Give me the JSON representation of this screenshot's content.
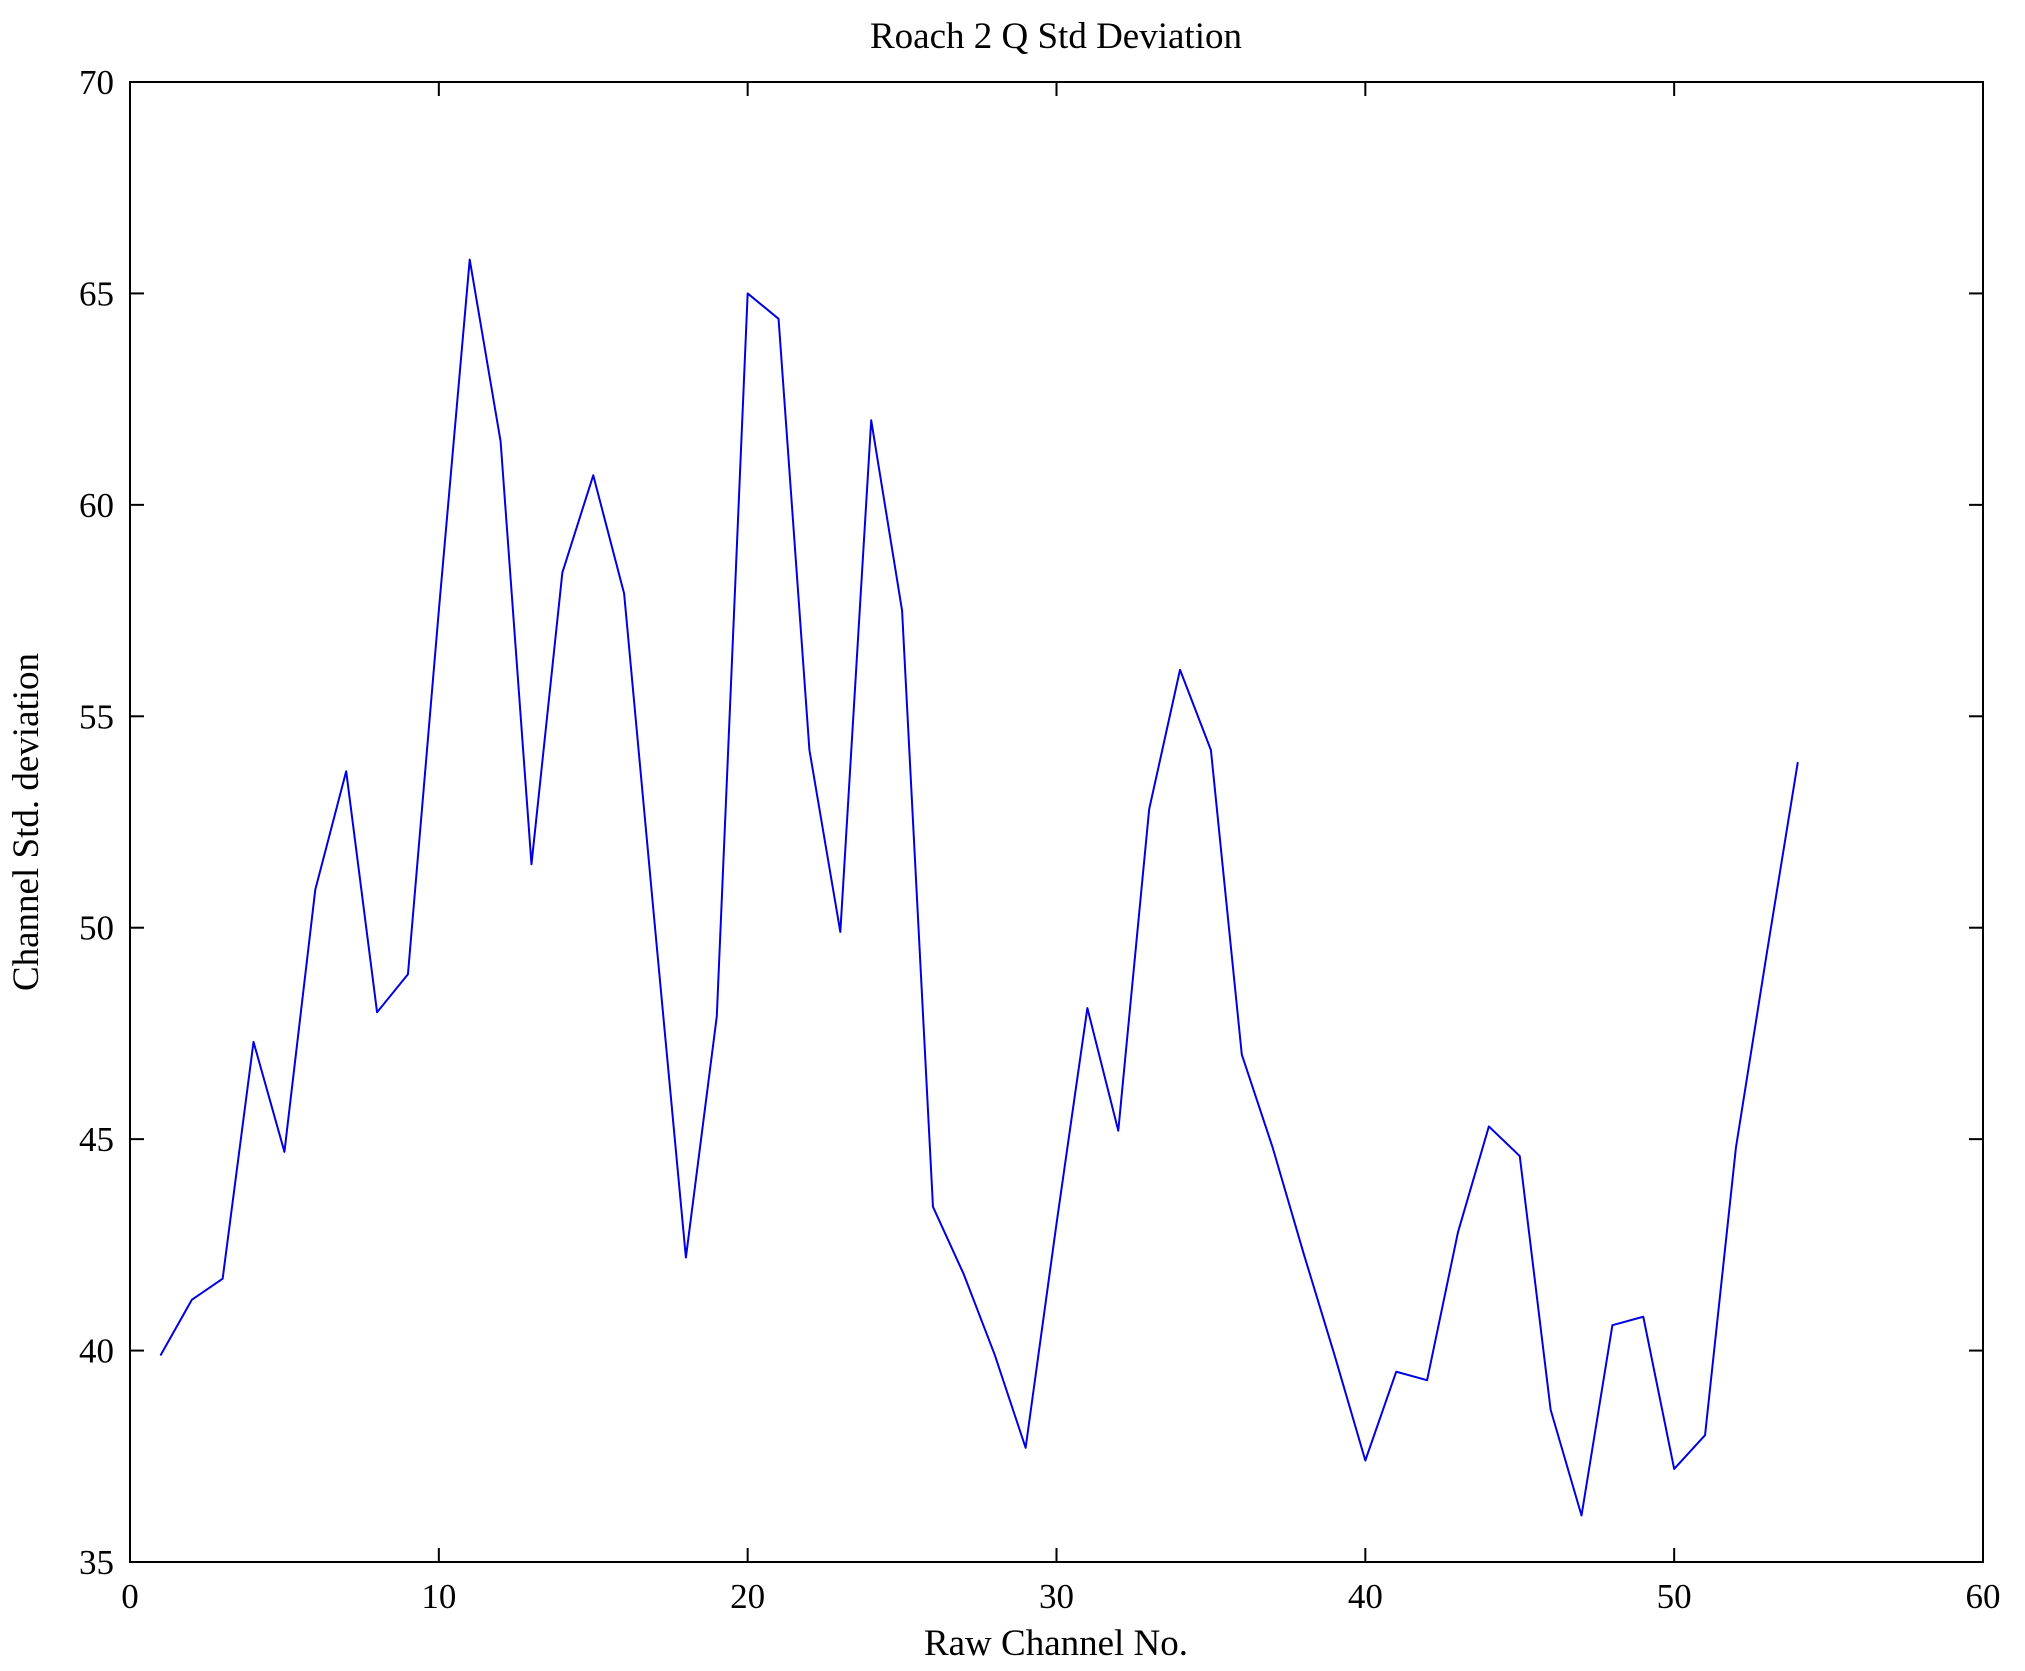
{
  "figure": {
    "title": "Roach 2 Q Std Deviation",
    "xlabel": "Raw Channel No.",
    "ylabel": "Channel Std. deviation"
  },
  "chart_data": {
    "type": "line",
    "title": "Roach 2 Q Std Deviation",
    "xlabel": "Raw Channel No.",
    "ylabel": "Channel Std. deviation",
    "xlim": [
      0,
      60
    ],
    "ylim": [
      35,
      70
    ],
    "xticks": [
      0,
      10,
      20,
      30,
      40,
      50,
      60
    ],
    "yticks": [
      35,
      40,
      45,
      50,
      55,
      60,
      65,
      70
    ],
    "grid": false,
    "legend": null,
    "frame_color": "#000000",
    "line_color": "#0000e0",
    "line_width": 2,
    "series": [
      {
        "name": "Channel Std. deviation",
        "x": [
          1,
          2,
          3,
          4,
          5,
          6,
          7,
          8,
          9,
          10,
          11,
          12,
          13,
          14,
          15,
          16,
          17,
          18,
          19,
          20,
          21,
          22,
          23,
          24,
          25,
          26,
          27,
          28,
          29,
          30,
          31,
          32,
          33,
          34,
          35,
          36,
          37,
          38,
          39,
          40,
          41,
          42,
          43,
          44,
          45,
          46,
          47,
          48,
          49,
          50,
          51,
          52,
          53,
          54
        ],
        "y": [
          39.9,
          41.2,
          41.7,
          47.3,
          44.7,
          50.9,
          53.7,
          48.0,
          48.9,
          57.5,
          65.8,
          61.5,
          51.5,
          58.4,
          60.7,
          57.9,
          50.0,
          42.2,
          47.9,
          65.0,
          64.4,
          54.2,
          49.9,
          62.0,
          57.5,
          43.4,
          41.8,
          39.9,
          37.7,
          43.0,
          48.1,
          45.2,
          52.8,
          56.1,
          54.2,
          47.0,
          44.8,
          42.3,
          39.9,
          37.4,
          39.5,
          39.3,
          42.8,
          45.3,
          44.6,
          38.6,
          36.1,
          40.6,
          40.8,
          37.2,
          38.0,
          44.8,
          49.4,
          53.9
        ]
      }
    ]
  }
}
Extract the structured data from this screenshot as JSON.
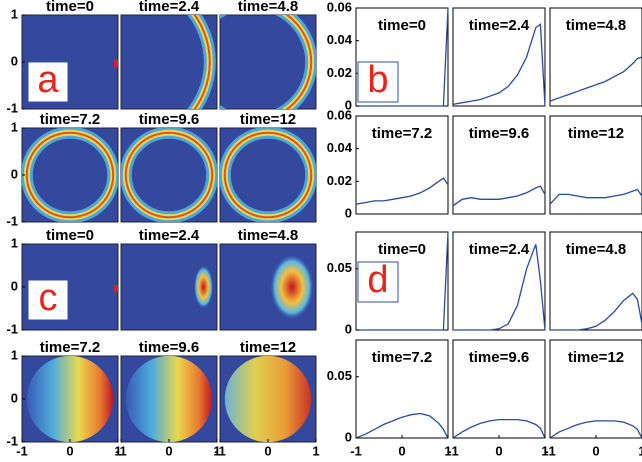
{
  "chart_data": [
    {
      "type": "heatmap",
      "label": "a",
      "titles": [
        "time=0",
        "time=2.4",
        "time=4.8",
        "time=7.2",
        "time=9.6",
        "time=12"
      ],
      "xlim": [
        -1,
        1
      ],
      "ylim": [
        -1,
        1
      ],
      "xticks": [
        -1,
        0,
        1
      ],
      "yticks": [
        -1,
        0,
        1
      ]
    },
    {
      "type": "line",
      "label": "b",
      "x": [
        -1,
        -0.8,
        -0.6,
        -0.4,
        -0.2,
        0,
        0.2,
        0.4,
        0.6,
        0.8,
        0.9,
        1
      ],
      "xlim": [
        -1,
        1
      ],
      "ylim": [
        0,
        0.06
      ],
      "yticks": [
        0,
        0.02,
        0.04,
        0.06
      ],
      "series": [
        {
          "name": "time=0",
          "color": "#2a4a9e",
          "values": [
            0,
            0,
            0,
            0,
            0,
            0,
            0,
            0,
            0,
            0,
            0,
            0.06
          ]
        },
        {
          "name": "time=2.4",
          "color": "#2a4a9e",
          "values": [
            0.001,
            0.002,
            0.003,
            0.004,
            0.006,
            0.008,
            0.012,
            0.019,
            0.03,
            0.048,
            0.05,
            0
          ]
        },
        {
          "name": "time=4.8",
          "color": "#2a4a9e",
          "values": [
            0.003,
            0.005,
            0.007,
            0.009,
            0.011,
            0.013,
            0.015,
            0.018,
            0.021,
            0.026,
            0.029,
            0.03
          ]
        },
        {
          "name": "time=7.2",
          "color": "#2a4a9e",
          "values": [
            0.006,
            0.007,
            0.008,
            0.008,
            0.009,
            0.01,
            0.011,
            0.013,
            0.016,
            0.02,
            0.022,
            0.018
          ]
        },
        {
          "name": "time=9.6",
          "color": "#2a4a9e",
          "values": [
            0.005,
            0.009,
            0.01,
            0.009,
            0.009,
            0.009,
            0.01,
            0.011,
            0.013,
            0.016,
            0.017,
            0.012
          ]
        },
        {
          "name": "time=12",
          "color": "#2a4a9e",
          "values": [
            0.006,
            0.012,
            0.012,
            0.011,
            0.01,
            0.01,
            0.01,
            0.011,
            0.012,
            0.014,
            0.015,
            0.011
          ]
        }
      ]
    },
    {
      "type": "heatmap",
      "label": "c",
      "titles": [
        "time=0",
        "time=2.4",
        "time=4.8",
        "time=7.2",
        "time=9.6",
        "time=12"
      ],
      "xlim": [
        -1,
        1
      ],
      "ylim": [
        -1,
        1
      ],
      "xticks": [
        -1,
        0,
        1
      ],
      "yticks": [
        -1,
        0,
        1
      ]
    },
    {
      "type": "line",
      "label": "d",
      "x": [
        -1,
        -0.8,
        -0.6,
        -0.4,
        -0.2,
        0,
        0.2,
        0.4,
        0.6,
        0.8,
        0.9,
        1
      ],
      "xlim": [
        -1,
        1
      ],
      "ylim": [
        0,
        0.08
      ],
      "yticks": [
        0,
        0.05
      ],
      "xticks": [
        -1,
        0,
        1
      ],
      "series": [
        {
          "name": "time=0",
          "color": "#2a4a9e",
          "values": [
            0,
            0,
            0,
            0,
            0,
            0,
            0,
            0,
            0,
            0,
            0,
            0.08
          ]
        },
        {
          "name": "time=2.4",
          "color": "#2a4a9e",
          "values": [
            0,
            0,
            0,
            0,
            0,
            0.001,
            0.005,
            0.02,
            0.05,
            0.07,
            0.04,
            0
          ]
        },
        {
          "name": "time=4.8",
          "color": "#2a4a9e",
          "values": [
            0,
            0,
            0,
            0,
            0.001,
            0.003,
            0.008,
            0.015,
            0.024,
            0.03,
            0.025,
            0.005
          ]
        },
        {
          "name": "time=7.2",
          "color": "#2a4a9e",
          "values": [
            0,
            0.003,
            0.007,
            0.011,
            0.014,
            0.017,
            0.019,
            0.02,
            0.018,
            0.012,
            0.007,
            0
          ]
        },
        {
          "name": "time=9.6",
          "color": "#2a4a9e",
          "values": [
            0,
            0.005,
            0.009,
            0.012,
            0.014,
            0.015,
            0.015,
            0.015,
            0.014,
            0.011,
            0.008,
            0
          ]
        },
        {
          "name": "time=12",
          "color": "#2a4a9e",
          "values": [
            0,
            0.005,
            0.008,
            0.011,
            0.013,
            0.014,
            0.014,
            0.014,
            0.013,
            0.01,
            0.007,
            0
          ]
        }
      ]
    }
  ]
}
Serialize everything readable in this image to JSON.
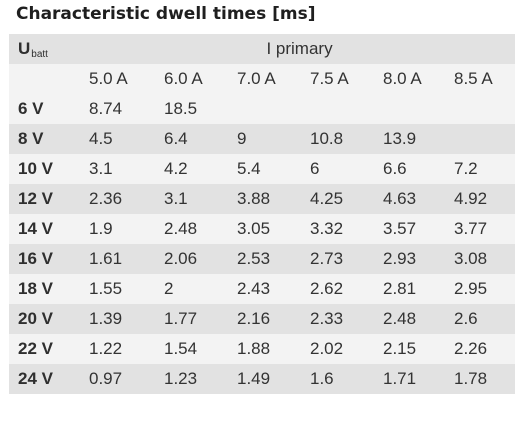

## Written problem
Go over the data above and copy every line that has the word "Channel" in it.

## Result
    "xlabel": "Raw Channel No.",
    "ylabel": "Channel Std. deviation"
    "xlabel": "Raw Channel No.",
    "ylabel": "Channel Std. deviation",
        "name": "Channel Std. deviation",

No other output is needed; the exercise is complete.